What is being asked —
Copy each of the items below word for word, omitting the pictures.

Supplied data —
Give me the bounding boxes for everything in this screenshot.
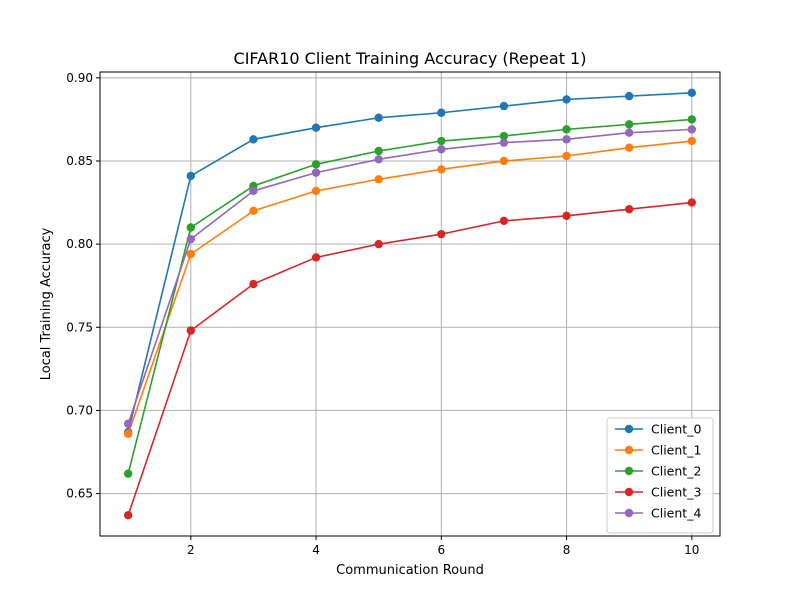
- data-point: [687, 136, 697, 146]
- data-point: [562, 125, 571, 134]
- legend-item: Client_1: [615, 443, 701, 458]
- x-tick-label: 6: [437, 543, 445, 557]
- data-point: [311, 168, 321, 177]
- data-point: [374, 146, 383, 156]
- data-point: [562, 211, 571, 221]
- data-point: [687, 88, 697, 97]
- data-point: [437, 145, 446, 154]
- data-point: [249, 279, 258, 289]
- legend-label: Client_0: [651, 422, 701, 437]
- data-point: [624, 143, 634, 152]
- data-point: [311, 160, 321, 169]
- legend-marker: [624, 466, 634, 476]
- data-point: [311, 186, 321, 196]
- x-tick-label: 4: [312, 543, 320, 557]
- data-point: [311, 123, 321, 132]
- data-point: [249, 206, 258, 216]
- data-point: [123, 429, 133, 438]
- chart-title: CIFAR10 Client Training Accuracy (Repeat…: [234, 49, 587, 68]
- data-point: [624, 128, 634, 137]
- x-axis-label: Communication Round: [336, 563, 484, 578]
- data-point: [186, 249, 196, 259]
- legend-label: Client_3: [651, 485, 701, 500]
- x-tick-label: 10: [684, 543, 699, 557]
- x-tick-label: 2: [187, 543, 195, 557]
- data-point: [562, 95, 571, 104]
- y-tick-label: 0.90: [66, 71, 93, 85]
- series-client-0: [123, 88, 697, 437]
- data-point: [499, 156, 509, 166]
- data-point: [687, 115, 697, 124]
- legend-marker: [624, 424, 634, 434]
- data-point: [687, 125, 697, 134]
- series-client-3: [123, 198, 697, 520]
- data-point: [186, 234, 196, 244]
- legend-marker: [624, 508, 634, 518]
- data-point: [437, 136, 446, 146]
- data-point: [374, 239, 383, 249]
- data-point: [123, 511, 133, 520]
- data-point: [562, 151, 571, 161]
- data-point: [562, 135, 571, 144]
- legend-item: Client_2: [615, 464, 701, 479]
- data-point: [123, 469, 133, 478]
- legend-label: Client_2: [651, 464, 701, 479]
- data-series: [123, 88, 697, 520]
- legend-item: Client_3: [615, 485, 701, 500]
- legend-label: Client_1: [651, 443, 701, 458]
- legend-marker: [624, 445, 634, 455]
- data-point: [249, 135, 258, 144]
- legend-item: Client_4: [615, 506, 701, 521]
- plot-area-frame: [99, 71, 721, 537]
- data-point: [499, 131, 509, 141]
- data-point: [624, 205, 634, 214]
- data-point: [186, 223, 196, 232]
- data-point: [311, 253, 321, 262]
- series-line: [127, 201, 692, 516]
- data-point: [499, 138, 509, 147]
- legend-item: Client_0: [615, 422, 701, 437]
- legend-label: Client_4: [651, 506, 701, 521]
- legend-marker: [624, 487, 634, 497]
- data-point: [437, 108, 446, 117]
- series-client-1: [123, 136, 697, 438]
- series-line: [127, 128, 692, 424]
- y-tick-label: 0.80: [66, 237, 93, 251]
- data-point: [437, 229, 446, 239]
- legend-frame: [606, 417, 714, 534]
- series-client-2: [123, 115, 697, 478]
- y-axis-ticks: 0.65 0.70 0.75 0.80 0.85 0.90: [66, 71, 100, 501]
- y-tick-label: 0.75: [66, 320, 93, 334]
- data-point: [186, 326, 196, 335]
- legend: Client_0 Client_1 Client_2 Client_3 Client_4: [606, 417, 714, 534]
- data-point: [624, 120, 634, 129]
- data-point: [499, 101, 509, 111]
- data-point: [374, 155, 383, 164]
- data-point: [249, 186, 258, 196]
- data-point: [123, 419, 133, 428]
- data-point: [687, 198, 697, 207]
- data-point: [499, 216, 509, 226]
- series-line: [127, 118, 692, 474]
- y-axis-label: Local Training Accuracy: [39, 227, 54, 380]
- series-line: [127, 91, 692, 433]
- y-tick-label: 0.65: [66, 487, 93, 501]
- x-tick-label: 8: [563, 543, 571, 557]
- data-point: [437, 165, 446, 174]
- data-point: [624, 91, 634, 101]
- data-point: [186, 171, 196, 181]
- data-point: [374, 113, 383, 122]
- x-axis-ticks: 2 4 6 8 10: [187, 536, 699, 557]
- series-client-4: [123, 125, 697, 428]
- y-tick-label: 0.70: [66, 403, 93, 417]
- series-line: [127, 140, 692, 434]
- y-tick-label: 0.85: [66, 154, 93, 168]
- data-point: [374, 175, 383, 184]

Task answer —
Give me the bounding boxes for everything in this screenshot.
- data-point: [687, 136, 697, 146]
- data-point: [562, 125, 571, 134]
- legend-item: Client_1: [615, 443, 701, 458]
- x-tick-label: 6: [437, 543, 445, 557]
- data-point: [311, 168, 321, 177]
- data-point: [374, 146, 383, 156]
- data-point: [562, 211, 571, 221]
- data-point: [687, 88, 697, 97]
- data-point: [437, 145, 446, 154]
- data-point: [249, 279, 258, 289]
- legend-label: Client_0: [651, 422, 701, 437]
- data-point: [624, 143, 634, 152]
- data-point: [311, 160, 321, 169]
- legend-marker: [624, 466, 634, 476]
- data-point: [311, 186, 321, 196]
- x-tick-label: 4: [312, 543, 320, 557]
- data-point: [311, 123, 321, 132]
- data-point: [249, 206, 258, 216]
- data-point: [123, 429, 133, 438]
- chart-title: CIFAR10 Client Training Accuracy (Repeat…: [234, 49, 587, 68]
- data-point: [624, 128, 634, 137]
- x-axis-label: Communication Round: [336, 563, 484, 578]
- data-point: [186, 249, 196, 259]
- legend-label: Client_3: [651, 485, 701, 500]
- x-tick-label: 10: [684, 543, 699, 557]
- x-tick-label: 2: [187, 543, 195, 557]
- data-point: [562, 95, 571, 104]
- y-tick-label: 0.90: [66, 71, 93, 85]
- series-client-0: [123, 88, 697, 437]
- data-point: [499, 156, 509, 166]
- data-point: [687, 115, 697, 124]
- legend-marker: [624, 424, 634, 434]
- data-point: [687, 125, 697, 134]
- series-client-3: [123, 198, 697, 520]
- data-point: [186, 234, 196, 244]
- legend-marker: [624, 508, 634, 518]
- data-point: [437, 136, 446, 146]
- data-point: [374, 239, 383, 249]
- data-point: [123, 511, 133, 520]
- data-point: [562, 151, 571, 161]
- data-point: [562, 135, 571, 144]
- legend-item: Client_2: [615, 464, 701, 479]
- data-point: [123, 469, 133, 478]
- legend-label: Client_2: [651, 464, 701, 479]
- data-series: [123, 88, 697, 520]
- legend-item: Client_3: [615, 485, 701, 500]
- legend-label: Client_1: [651, 443, 701, 458]
- legend-marker: [624, 445, 634, 455]
- data-point: [249, 135, 258, 144]
- legend-item: Client_4: [615, 506, 701, 521]
- plot-area-frame: [99, 71, 721, 537]
- data-point: [499, 131, 509, 141]
- data-point: [624, 205, 634, 214]
- data-point: [186, 223, 196, 232]
- data-point: [311, 253, 321, 262]
- series-line: [127, 201, 692, 516]
- data-point: [499, 138, 509, 147]
- legend-item: Client_0: [615, 422, 701, 437]
- legend-label: Client_4: [651, 506, 701, 521]
- legend-marker: [624, 487, 634, 497]
- data-point: [437, 108, 446, 117]
- series-client-1: [123, 136, 697, 438]
- series-line: [127, 128, 692, 424]
- y-tick-label: 0.80: [66, 237, 93, 251]
- data-point: [437, 229, 446, 239]
- legend-frame: [606, 417, 714, 534]
- series-client-2: [123, 115, 697, 478]
- y-axis-ticks: 0.65 0.70 0.75 0.80 0.85 0.90: [66, 71, 100, 501]
- y-tick-label: 0.75: [66, 320, 93, 334]
- data-point: [186, 326, 196, 335]
- legend: Client_0 Client_1 Client_2 Client_3 Client_4: [606, 417, 714, 534]
- data-point: [624, 120, 634, 129]
- data-point: [499, 101, 509, 111]
- data-point: [374, 155, 383, 164]
- data-point: [249, 186, 258, 196]
- data-point: [123, 419, 133, 428]
- data-point: [687, 198, 697, 207]
- data-point: [499, 216, 509, 226]
- series-line: [127, 118, 692, 474]
- y-axis-label: Local Training Accuracy: [39, 227, 54, 380]
- series-line: [127, 91, 692, 433]
- y-tick-label: 0.65: [66, 487, 93, 501]
- x-tick-label: 8: [563, 543, 571, 557]
- data-point: [437, 165, 446, 174]
- data-point: [624, 91, 634, 101]
- data-point: [186, 171, 196, 181]
- data-point: [374, 113, 383, 122]
- x-axis-ticks: 2 4 6 8 10: [187, 536, 699, 557]
- series-client-4: [123, 125, 697, 428]
- y-tick-label: 0.70: [66, 403, 93, 417]
- series-line: [127, 140, 692, 434]
- y-tick-label: 0.85: [66, 154, 93, 168]
- data-point: [374, 175, 383, 184]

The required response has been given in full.